### What you should do
Go through the listing below and say how many lines contain "release"; write nothing but the number.

### Records provided
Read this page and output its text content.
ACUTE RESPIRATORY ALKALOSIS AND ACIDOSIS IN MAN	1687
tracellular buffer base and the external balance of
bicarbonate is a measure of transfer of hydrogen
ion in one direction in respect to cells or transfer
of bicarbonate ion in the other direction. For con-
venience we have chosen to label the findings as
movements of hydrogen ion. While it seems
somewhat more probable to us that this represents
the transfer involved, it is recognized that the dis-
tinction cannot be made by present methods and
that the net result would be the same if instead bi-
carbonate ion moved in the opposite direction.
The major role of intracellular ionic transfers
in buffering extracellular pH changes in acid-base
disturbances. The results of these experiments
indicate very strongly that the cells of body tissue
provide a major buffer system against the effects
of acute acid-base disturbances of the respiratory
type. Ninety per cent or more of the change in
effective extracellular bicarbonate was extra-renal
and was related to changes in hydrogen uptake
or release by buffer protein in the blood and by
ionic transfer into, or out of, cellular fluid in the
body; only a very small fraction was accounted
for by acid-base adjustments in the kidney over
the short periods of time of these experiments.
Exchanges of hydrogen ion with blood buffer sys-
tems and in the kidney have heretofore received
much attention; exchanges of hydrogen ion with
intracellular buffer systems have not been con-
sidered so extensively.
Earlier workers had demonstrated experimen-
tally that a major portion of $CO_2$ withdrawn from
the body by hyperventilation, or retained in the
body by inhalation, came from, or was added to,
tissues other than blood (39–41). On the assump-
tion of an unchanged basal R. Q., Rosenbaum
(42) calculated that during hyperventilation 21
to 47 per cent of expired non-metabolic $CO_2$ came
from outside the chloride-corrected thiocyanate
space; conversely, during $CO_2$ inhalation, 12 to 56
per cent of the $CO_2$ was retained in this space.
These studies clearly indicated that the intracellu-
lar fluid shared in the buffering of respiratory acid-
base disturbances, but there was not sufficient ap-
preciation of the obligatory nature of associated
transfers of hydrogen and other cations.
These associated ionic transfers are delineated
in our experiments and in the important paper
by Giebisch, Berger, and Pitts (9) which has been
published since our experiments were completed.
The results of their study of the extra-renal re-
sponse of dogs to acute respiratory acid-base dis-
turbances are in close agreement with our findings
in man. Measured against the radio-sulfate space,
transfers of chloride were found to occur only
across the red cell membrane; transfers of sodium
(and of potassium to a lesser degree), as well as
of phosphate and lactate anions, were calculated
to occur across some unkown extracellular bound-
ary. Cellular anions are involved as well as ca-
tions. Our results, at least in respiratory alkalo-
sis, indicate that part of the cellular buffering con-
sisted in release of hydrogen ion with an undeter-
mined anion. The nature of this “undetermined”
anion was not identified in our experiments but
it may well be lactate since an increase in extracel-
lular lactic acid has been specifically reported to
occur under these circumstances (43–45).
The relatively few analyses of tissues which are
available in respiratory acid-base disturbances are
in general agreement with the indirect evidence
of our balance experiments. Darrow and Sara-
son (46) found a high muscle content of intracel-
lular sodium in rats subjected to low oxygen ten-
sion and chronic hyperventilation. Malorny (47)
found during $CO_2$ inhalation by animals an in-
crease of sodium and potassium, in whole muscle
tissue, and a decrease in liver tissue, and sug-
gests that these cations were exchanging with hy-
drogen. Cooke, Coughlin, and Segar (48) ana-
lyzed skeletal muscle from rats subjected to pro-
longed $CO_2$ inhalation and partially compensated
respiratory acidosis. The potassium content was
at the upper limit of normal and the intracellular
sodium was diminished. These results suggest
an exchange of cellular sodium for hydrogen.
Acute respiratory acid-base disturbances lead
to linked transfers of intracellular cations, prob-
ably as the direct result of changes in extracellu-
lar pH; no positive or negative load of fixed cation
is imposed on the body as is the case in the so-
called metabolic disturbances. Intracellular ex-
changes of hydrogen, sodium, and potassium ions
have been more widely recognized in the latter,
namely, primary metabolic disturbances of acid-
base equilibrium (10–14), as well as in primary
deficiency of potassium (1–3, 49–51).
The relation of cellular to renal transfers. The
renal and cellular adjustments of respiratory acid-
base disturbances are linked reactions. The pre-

### Answer section
2